■ **REQUEST**: Leave out any picture and return the remaining listing below exactly as given.
■ ■ ■ ■ ■
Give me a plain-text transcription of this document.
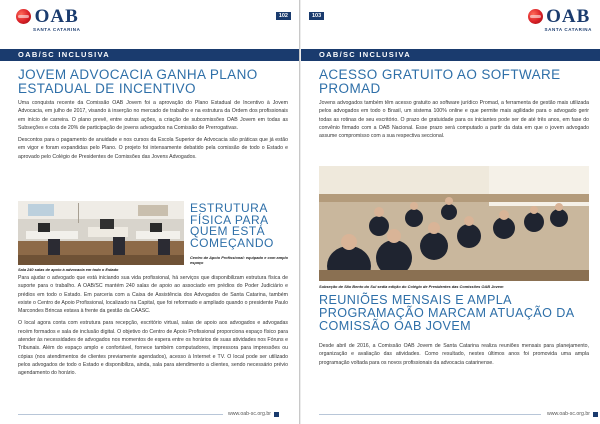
OAB
SANTA CATARINA
102
OAB/SC INCLUSIVA
JOVEM ADVOCACIA GANHA PLANO ESTADUAL DE INCENTIVO

Uma conquista recente da Comissão OAB Jovem foi a aprovação do Plano Estadual de Incentivo à Jovem Advocacia, em julho de 2017, visando à inserção no mercado de trabalho e na estrutura da Ordem dos profissionais em início de carreira. O plano prevê, entre outras ações, a criação de subcomissões OAB Jovem em todas as Subseções e cota de 20% de participação de jovens advogados na Comissão de Prerrogativas.

Descontos para o pagamento de anuidade e nos cursos da Escola Superior de Advocacia são práticas que já estão em vigor e foram expandidas pelo Plano. O projeto foi intensamente debatido pela comissão de todo o Estado e aprovado pelo Colégio de Presidentes de Comissões das Jovens Advogados.

Sala 240 salas de apoio à advocacia em todo o Estado
ESTRUTURA FÍSICA PARA QUEM ESTÁ COMEÇANDO
Centro de Apoio Profissional: equipado e com amplo espaço

Para ajudar o advogado que está iniciando sua vida profissional, há serviços que disponibilizam estrutura física de suporte para o trabalho. A OAB/SC mantém 240 salas de apoio ao associado em prédios do Poder Judiciário e prédios em todo o Estado. Em parceria com a Caixa de Assistência dos Advogados de Santa Catarina, também existe o Centro de Apoio Profissional, localizado na Capital, que foi reformado e ampliado quando o presidente Paulo Marcondes Brincas estava à frente da gestão da CAASC.

O local agora conta com estrutura para recepção, escritório virtual, salas de apoio aos advogados e advogadas recém formados e sala de inclusão digital. O objetivo do Centro de Apoio Profissional proporciona espaço físico para atender às necessidades de advogados nos momentos de espera entre os horários de suas atividades nos Fóruns e Tribunais. Além do espaço amplo e confortável, fornece também computadores, impressora para impressões ou cópias (nos atendimentos de clientes previamente agendados), acesso à Internet e TV. O local pode ser utilizado pelos advogados de todo o Estado e disponibiliza, ainda, sala para atendimento a clientes, sendo necessário prévio agendamento do horário.

www.oab-sc.org.br
103	OAB
SANTA CATARINA
OAB/SC INCLUSIVA
ACESSO GRATUITO AO SOFTWARE PROMAD

Jovens advogados também têm acesso gratuito ao software jurídico Promad, a ferramenta de gestão mais utilizada pelos advogados em todo o Brasil, um sistema 100% online e que permite mais agilidade para o advogado gerir todas as rotinas de seu escritório. O prazo de gratuidade para os iniciantes pode ser de até três anos, em fase do convênio firmado com a OAB Nacional. Esse prazo será computado a partir da data em que o jovem advogado assume compromisso com a sua respectiva seccional.

Subseção de São Bento do Sul sedia edição do Colégio de Presidentes das Comissões OAB Jovem
REUNIÕES MENSAIS E AMPLA PROGRAMAÇÃO MARCAM ATUAÇÃO DA COMISSÃO OAB JOVEM

Desde abril de 2016, a Comissão OAB Jovem de Santa Catarina realiza reuniões mensais para planejamento, organização e avaliação das atividades. Como resultado, nestes últimos anos foi promovida uma ampla programação voltada para os novos profissionais da advocacia catarinense.

www.oab-sc.org.br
■ ■ ■ ■ ■
■ **SOLUTION TO THIS TASK**:
Give me a plain-text transcription of this document.
OAB
SANTA CATARINA
102
OAB/SC INCLUSIVA
JOVEM ADVOCACIA GANHA PLANO ESTADUAL DE INCENTIVO

Uma conquista recente da Comissão OAB Jovem foi a aprovação do Plano Estadual de Incentivo à Jovem Advocacia, em julho de 2017, visando à inserção no mercado de trabalho e na estrutura da Ordem dos profissionais em início de carreira. O plano prevê, entre outras ações, a criação de subcomissões OAB Jovem em todas as Subseções e cota de 20% de participação de jovens advogados na Comissão de Prerrogativas.

Descontos para o pagamento de anuidade e nos cursos da Escola Superior de Advocacia são práticas que já estão em vigor e foram expandidas pelo Plano. O projeto foi intensamente debatido pela comissão de todo o Estado e aprovado pelo Colégio de Presidentes de Comissões das Jovens Advogados.

Sala 240 salas de apoio à advocacia em todo o Estado
ESTRUTURA FÍSICA PARA QUEM ESTÁ COMEÇANDO
Centro de Apoio Profissional: equipado e com amplo espaço

Para ajudar o advogado que está iniciando sua vida profissional, há serviços que disponibilizam estrutura física de suporte para o trabalho. A OAB/SC mantém 240 salas de apoio ao associado em prédios do Poder Judiciário e prédios em todo o Estado. Em parceria com a Caixa de Assistência dos Advogados de Santa Catarina, também existe o Centro de Apoio Profissional, localizado na Capital, que foi reformado e ampliado quando o presidente Paulo Marcondes Brincas estava à frente da gestão da CAASC.

O local agora conta com estrutura para recepção, escritório virtual, salas de apoio aos advogados e advogadas recém formados e sala de inclusão digital. O objetivo do Centro de Apoio Profissional proporciona espaço físico para atender às necessidades de advogados nos momentos de espera entre os horários de suas atividades nos Fóruns e Tribunais. Além do espaço amplo e confortável, fornece também computadores, impressora para impressões ou cópias (nos atendimentos de clientes previamente agendados), acesso à Internet e TV. O local pode ser utilizado pelos advogados de todo o Estado e disponibiliza, ainda, sala para atendimento a clientes, sendo necessário prévio agendamento do horário.

www.oab-sc.org.br
103	OAB
SANTA CATARINA
OAB/SC INCLUSIVA
ACESSO GRATUITO AO SOFTWARE PROMAD

Jovens advogados também têm acesso gratuito ao software jurídico Promad, a ferramenta de gestão mais utilizada pelos advogados em todo o Brasil, um sistema 100% online e que permite mais agilidade para o advogado gerir todas as rotinas de seu escritório. O prazo de gratuidade para os iniciantes pode ser de até três anos, em fase do convênio firmado com a OAB Nacional. Esse prazo será computado a partir da data em que o jovem advogado assume compromisso com a sua respectiva seccional.

Subseção de São Bento do Sul sedia edição do Colégio de Presidentes das Comissões OAB Jovem
REUNIÕES MENSAIS E AMPLA PROGRAMAÇÃO MARCAM ATUAÇÃO DA COMISSÃO OAB JOVEM

Desde abril de 2016, a Comissão OAB Jovem de Santa Catarina realiza reuniões mensais para planejamento, organização e avaliação das atividades. Como resultado, nestes últimos anos foi promovida uma ampla programação voltada para os novos profissionais da advocacia catarinense.

www.oab-sc.org.br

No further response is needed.